Every entry must be repeated exactly. Exclude all pictures.
+++
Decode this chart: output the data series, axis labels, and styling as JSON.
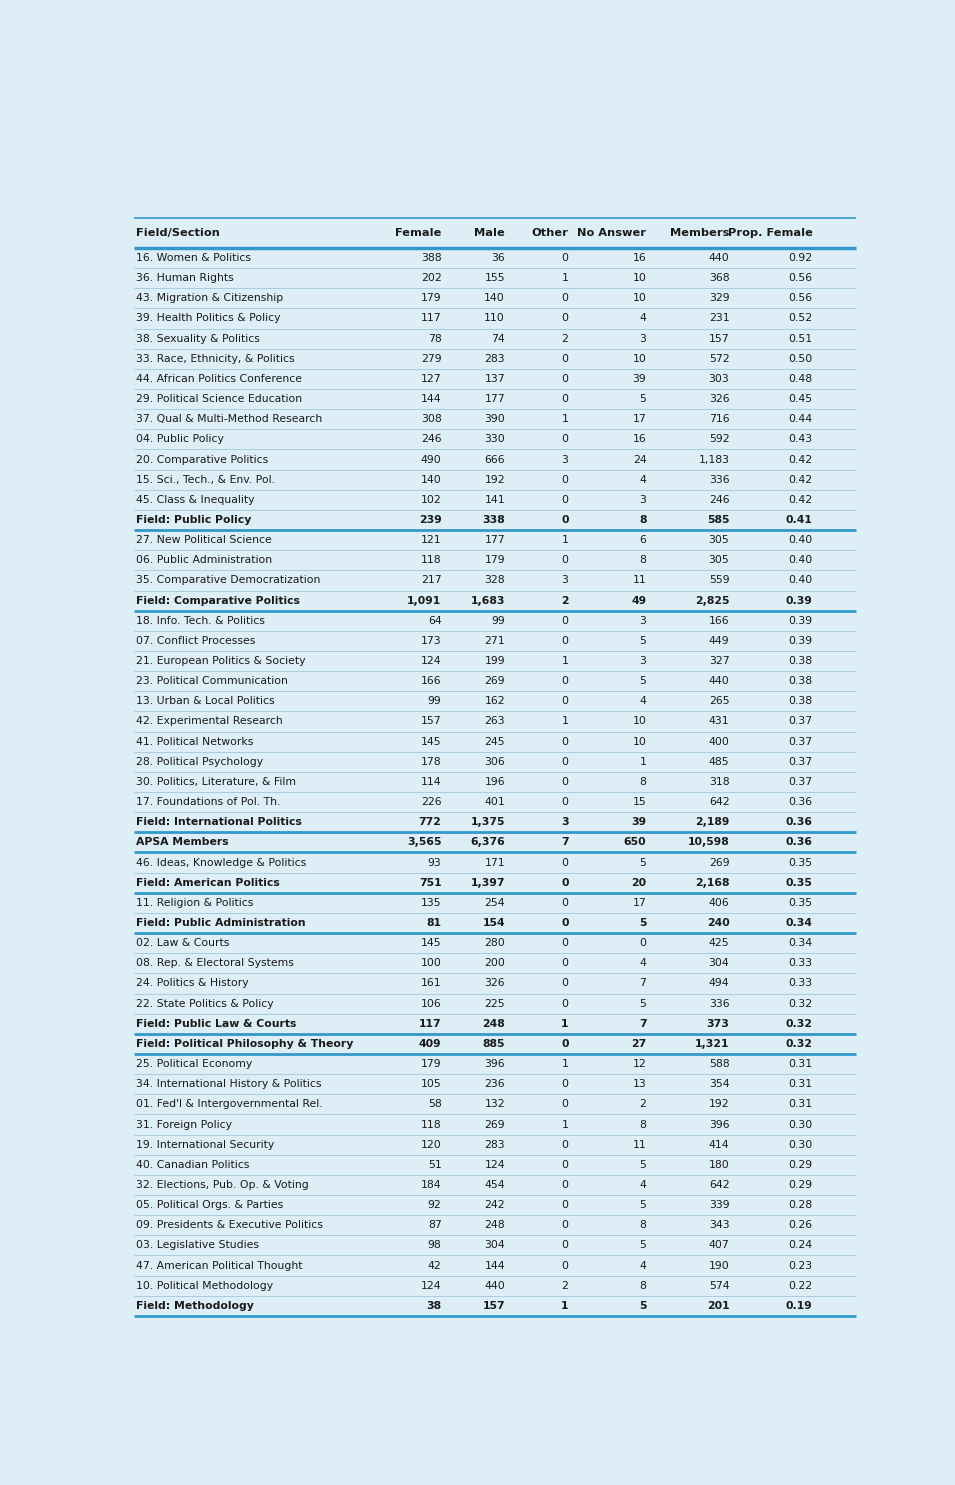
{
  "background_color": "#ddeef6",
  "header_line_color": "#3399cc",
  "row_line_color": "#aaccdd",
  "bold_row_line_color": "#3399cc",
  "header_text_color": "#1a1a1a",
  "normal_text_color": "#1a1a1a",
  "columns": [
    "Field/Section",
    "Female",
    "Male",
    "Other",
    "No Answer",
    "Members",
    "Prop. Female"
  ],
  "rows": [
    [
      "16. Women & Politics",
      "388",
      "36",
      "0",
      "16",
      "440",
      "0.92",
      false
    ],
    [
      "36. Human Rights",
      "202",
      "155",
      "1",
      "10",
      "368",
      "0.56",
      false
    ],
    [
      "43. Migration & Citizenship",
      "179",
      "140",
      "0",
      "10",
      "329",
      "0.56",
      false
    ],
    [
      "39. Health Politics & Policy",
      "117",
      "110",
      "0",
      "4",
      "231",
      "0.52",
      false
    ],
    [
      "38. Sexuality & Politics",
      "78",
      "74",
      "2",
      "3",
      "157",
      "0.51",
      false
    ],
    [
      "33. Race, Ethnicity, & Politics",
      "279",
      "283",
      "0",
      "10",
      "572",
      "0.50",
      false
    ],
    [
      "44. African Politics Conference",
      "127",
      "137",
      "0",
      "39",
      "303",
      "0.48",
      false
    ],
    [
      "29. Political Science Education",
      "144",
      "177",
      "0",
      "5",
      "326",
      "0.45",
      false
    ],
    [
      "37. Qual & Multi-Method Research",
      "308",
      "390",
      "1",
      "17",
      "716",
      "0.44",
      false
    ],
    [
      "04. Public Policy",
      "246",
      "330",
      "0",
      "16",
      "592",
      "0.43",
      false
    ],
    [
      "20. Comparative Politics",
      "490",
      "666",
      "3",
      "24",
      "1,183",
      "0.42",
      false
    ],
    [
      "15. Sci., Tech., & Env. Pol.",
      "140",
      "192",
      "0",
      "4",
      "336",
      "0.42",
      false
    ],
    [
      "45. Class & Inequality",
      "102",
      "141",
      "0",
      "3",
      "246",
      "0.42",
      false
    ],
    [
      "Field: Public Policy",
      "239",
      "338",
      "0",
      "8",
      "585",
      "0.41",
      true
    ],
    [
      "27. New Political Science",
      "121",
      "177",
      "1",
      "6",
      "305",
      "0.40",
      false
    ],
    [
      "06. Public Administration",
      "118",
      "179",
      "0",
      "8",
      "305",
      "0.40",
      false
    ],
    [
      "35. Comparative Democratization",
      "217",
      "328",
      "3",
      "11",
      "559",
      "0.40",
      false
    ],
    [
      "Field: Comparative Politics",
      "1,091",
      "1,683",
      "2",
      "49",
      "2,825",
      "0.39",
      true
    ],
    [
      "18. Info. Tech. & Politics",
      "64",
      "99",
      "0",
      "3",
      "166",
      "0.39",
      false
    ],
    [
      "07. Conflict Processes",
      "173",
      "271",
      "0",
      "5",
      "449",
      "0.39",
      false
    ],
    [
      "21. European Politics & Society",
      "124",
      "199",
      "1",
      "3",
      "327",
      "0.38",
      false
    ],
    [
      "23. Political Communication",
      "166",
      "269",
      "0",
      "5",
      "440",
      "0.38",
      false
    ],
    [
      "13. Urban & Local Politics",
      "99",
      "162",
      "0",
      "4",
      "265",
      "0.38",
      false
    ],
    [
      "42. Experimental Research",
      "157",
      "263",
      "1",
      "10",
      "431",
      "0.37",
      false
    ],
    [
      "41. Political Networks",
      "145",
      "245",
      "0",
      "10",
      "400",
      "0.37",
      false
    ],
    [
      "28. Political Psychology",
      "178",
      "306",
      "0",
      "1",
      "485",
      "0.37",
      false
    ],
    [
      "30. Politics, Literature, & Film",
      "114",
      "196",
      "0",
      "8",
      "318",
      "0.37",
      false
    ],
    [
      "17. Foundations of Pol. Th.",
      "226",
      "401",
      "0",
      "15",
      "642",
      "0.36",
      false
    ],
    [
      "Field: International Politics",
      "772",
      "1,375",
      "3",
      "39",
      "2,189",
      "0.36",
      true
    ],
    [
      "APSA Members",
      "3,565",
      "6,376",
      "7",
      "650",
      "10,598",
      "0.36",
      true
    ],
    [
      "46. Ideas, Knowledge & Politics",
      "93",
      "171",
      "0",
      "5",
      "269",
      "0.35",
      false
    ],
    [
      "Field: American Politics",
      "751",
      "1,397",
      "0",
      "20",
      "2,168",
      "0.35",
      true
    ],
    [
      "11. Religion & Politics",
      "135",
      "254",
      "0",
      "17",
      "406",
      "0.35",
      false
    ],
    [
      "Field: Public Administration",
      "81",
      "154",
      "0",
      "5",
      "240",
      "0.34",
      true
    ],
    [
      "02. Law & Courts",
      "145",
      "280",
      "0",
      "0",
      "425",
      "0.34",
      false
    ],
    [
      "08. Rep. & Electoral Systems",
      "100",
      "200",
      "0",
      "4",
      "304",
      "0.33",
      false
    ],
    [
      "24. Politics & History",
      "161",
      "326",
      "0",
      "7",
      "494",
      "0.33",
      false
    ],
    [
      "22. State Politics & Policy",
      "106",
      "225",
      "0",
      "5",
      "336",
      "0.32",
      false
    ],
    [
      "Field: Public Law & Courts",
      "117",
      "248",
      "1",
      "7",
      "373",
      "0.32",
      true
    ],
    [
      "Field: Political Philosophy & Theory",
      "409",
      "885",
      "0",
      "27",
      "1,321",
      "0.32",
      true
    ],
    [
      "25. Political Economy",
      "179",
      "396",
      "1",
      "12",
      "588",
      "0.31",
      false
    ],
    [
      "34. International History & Politics",
      "105",
      "236",
      "0",
      "13",
      "354",
      "0.31",
      false
    ],
    [
      "01. Fed'l & Intergovernmental Rel.",
      "58",
      "132",
      "0",
      "2",
      "192",
      "0.31",
      false
    ],
    [
      "31. Foreign Policy",
      "118",
      "269",
      "1",
      "8",
      "396",
      "0.30",
      false
    ],
    [
      "19. International Security",
      "120",
      "283",
      "0",
      "11",
      "414",
      "0.30",
      false
    ],
    [
      "40. Canadian Politics",
      "51",
      "124",
      "0",
      "5",
      "180",
      "0.29",
      false
    ],
    [
      "32. Elections, Pub. Op. & Voting",
      "184",
      "454",
      "0",
      "4",
      "642",
      "0.29",
      false
    ],
    [
      "05. Political Orgs. & Parties",
      "92",
      "242",
      "0",
      "5",
      "339",
      "0.28",
      false
    ],
    [
      "09. Presidents & Executive Politics",
      "87",
      "248",
      "0",
      "8",
      "343",
      "0.26",
      false
    ],
    [
      "03. Legislative Studies",
      "98",
      "304",
      "0",
      "5",
      "407",
      "0.24",
      false
    ],
    [
      "47. American Political Thought",
      "42",
      "144",
      "0",
      "4",
      "190",
      "0.23",
      false
    ],
    [
      "10. Political Methodology",
      "124",
      "440",
      "2",
      "8",
      "574",
      "0.22",
      false
    ],
    [
      "Field: Methodology",
      "38",
      "157",
      "1",
      "5",
      "201",
      "0.19",
      true
    ]
  ]
}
+++
Solved exercise =
Decode this chart: output the data series, axis labels, and styling as JSON.
{
  "background_color": "#ddeef6",
  "header_line_color": "#3399cc",
  "row_line_color": "#aaccdd",
  "bold_row_line_color": "#3399cc",
  "header_text_color": "#1a1a1a",
  "normal_text_color": "#1a1a1a",
  "columns": [
    "Field/Section",
    "Female",
    "Male",
    "Other",
    "No Answer",
    "Members",
    "Prop. Female"
  ],
  "rows": [
    [
      "16. Women & Politics",
      "388",
      "36",
      "0",
      "16",
      "440",
      "0.92",
      false
    ],
    [
      "36. Human Rights",
      "202",
      "155",
      "1",
      "10",
      "368",
      "0.56",
      false
    ],
    [
      "43. Migration & Citizenship",
      "179",
      "140",
      "0",
      "10",
      "329",
      "0.56",
      false
    ],
    [
      "39. Health Politics & Policy",
      "117",
      "110",
      "0",
      "4",
      "231",
      "0.52",
      false
    ],
    [
      "38. Sexuality & Politics",
      "78",
      "74",
      "2",
      "3",
      "157",
      "0.51",
      false
    ],
    [
      "33. Race, Ethnicity, & Politics",
      "279",
      "283",
      "0",
      "10",
      "572",
      "0.50",
      false
    ],
    [
      "44. African Politics Conference",
      "127",
      "137",
      "0",
      "39",
      "303",
      "0.48",
      false
    ],
    [
      "29. Political Science Education",
      "144",
      "177",
      "0",
      "5",
      "326",
      "0.45",
      false
    ],
    [
      "37. Qual & Multi-Method Research",
      "308",
      "390",
      "1",
      "17",
      "716",
      "0.44",
      false
    ],
    [
      "04. Public Policy",
      "246",
      "330",
      "0",
      "16",
      "592",
      "0.43",
      false
    ],
    [
      "20. Comparative Politics",
      "490",
      "666",
      "3",
      "24",
      "1,183",
      "0.42",
      false
    ],
    [
      "15. Sci., Tech., & Env. Pol.",
      "140",
      "192",
      "0",
      "4",
      "336",
      "0.42",
      false
    ],
    [
      "45. Class & Inequality",
      "102",
      "141",
      "0",
      "3",
      "246",
      "0.42",
      false
    ],
    [
      "Field: Public Policy",
      "239",
      "338",
      "0",
      "8",
      "585",
      "0.41",
      true
    ],
    [
      "27. New Political Science",
      "121",
      "177",
      "1",
      "6",
      "305",
      "0.40",
      false
    ],
    [
      "06. Public Administration",
      "118",
      "179",
      "0",
      "8",
      "305",
      "0.40",
      false
    ],
    [
      "35. Comparative Democratization",
      "217",
      "328",
      "3",
      "11",
      "559",
      "0.40",
      false
    ],
    [
      "Field: Comparative Politics",
      "1,091",
      "1,683",
      "2",
      "49",
      "2,825",
      "0.39",
      true
    ],
    [
      "18. Info. Tech. & Politics",
      "64",
      "99",
      "0",
      "3",
      "166",
      "0.39",
      false
    ],
    [
      "07. Conflict Processes",
      "173",
      "271",
      "0",
      "5",
      "449",
      "0.39",
      false
    ],
    [
      "21. European Politics & Society",
      "124",
      "199",
      "1",
      "3",
      "327",
      "0.38",
      false
    ],
    [
      "23. Political Communication",
      "166",
      "269",
      "0",
      "5",
      "440",
      "0.38",
      false
    ],
    [
      "13. Urban & Local Politics",
      "99",
      "162",
      "0",
      "4",
      "265",
      "0.38",
      false
    ],
    [
      "42. Experimental Research",
      "157",
      "263",
      "1",
      "10",
      "431",
      "0.37",
      false
    ],
    [
      "41. Political Networks",
      "145",
      "245",
      "0",
      "10",
      "400",
      "0.37",
      false
    ],
    [
      "28. Political Psychology",
      "178",
      "306",
      "0",
      "1",
      "485",
      "0.37",
      false
    ],
    [
      "30. Politics, Literature, & Film",
      "114",
      "196",
      "0",
      "8",
      "318",
      "0.37",
      false
    ],
    [
      "17. Foundations of Pol. Th.",
      "226",
      "401",
      "0",
      "15",
      "642",
      "0.36",
      false
    ],
    [
      "Field: International Politics",
      "772",
      "1,375",
      "3",
      "39",
      "2,189",
      "0.36",
      true
    ],
    [
      "APSA Members",
      "3,565",
      "6,376",
      "7",
      "650",
      "10,598",
      "0.36",
      true
    ],
    [
      "46. Ideas, Knowledge & Politics",
      "93",
      "171",
      "0",
      "5",
      "269",
      "0.35",
      false
    ],
    [
      "Field: American Politics",
      "751",
      "1,397",
      "0",
      "20",
      "2,168",
      "0.35",
      true
    ],
    [
      "11. Religion & Politics",
      "135",
      "254",
      "0",
      "17",
      "406",
      "0.35",
      false
    ],
    [
      "Field: Public Administration",
      "81",
      "154",
      "0",
      "5",
      "240",
      "0.34",
      true
    ],
    [
      "02. Law & Courts",
      "145",
      "280",
      "0",
      "0",
      "425",
      "0.34",
      false
    ],
    [
      "08. Rep. & Electoral Systems",
      "100",
      "200",
      "0",
      "4",
      "304",
      "0.33",
      false
    ],
    [
      "24. Politics & History",
      "161",
      "326",
      "0",
      "7",
      "494",
      "0.33",
      false
    ],
    [
      "22. State Politics & Policy",
      "106",
      "225",
      "0",
      "5",
      "336",
      "0.32",
      false
    ],
    [
      "Field: Public Law & Courts",
      "117",
      "248",
      "1",
      "7",
      "373",
      "0.32",
      true
    ],
    [
      "Field: Political Philosophy & Theory",
      "409",
      "885",
      "0",
      "27",
      "1,321",
      "0.32",
      true
    ],
    [
      "25. Political Economy",
      "179",
      "396",
      "1",
      "12",
      "588",
      "0.31",
      false
    ],
    [
      "34. International History & Politics",
      "105",
      "236",
      "0",
      "13",
      "354",
      "0.31",
      false
    ],
    [
      "01. Fed'l & Intergovernmental Rel.",
      "58",
      "132",
      "0",
      "2",
      "192",
      "0.31",
      false
    ],
    [
      "31. Foreign Policy",
      "118",
      "269",
      "1",
      "8",
      "396",
      "0.30",
      false
    ],
    [
      "19. International Security",
      "120",
      "283",
      "0",
      "11",
      "414",
      "0.30",
      false
    ],
    [
      "40. Canadian Politics",
      "51",
      "124",
      "0",
      "5",
      "180",
      "0.29",
      false
    ],
    [
      "32. Elections, Pub. Op. & Voting",
      "184",
      "454",
      "0",
      "4",
      "642",
      "0.29",
      false
    ],
    [
      "05. Political Orgs. & Parties",
      "92",
      "242",
      "0",
      "5",
      "339",
      "0.28",
      false
    ],
    [
      "09. Presidents & Executive Politics",
      "87",
      "248",
      "0",
      "8",
      "343",
      "0.26",
      false
    ],
    [
      "03. Legislative Studies",
      "98",
      "304",
      "0",
      "5",
      "407",
      "0.24",
      false
    ],
    [
      "47. American Political Thought",
      "42",
      "144",
      "0",
      "4",
      "190",
      "0.23",
      false
    ],
    [
      "10. Political Methodology",
      "124",
      "440",
      "2",
      "8",
      "574",
      "0.22",
      false
    ],
    [
      "Field: Methodology",
      "38",
      "157",
      "1",
      "5",
      "201",
      "0.19",
      true
    ]
  ]
}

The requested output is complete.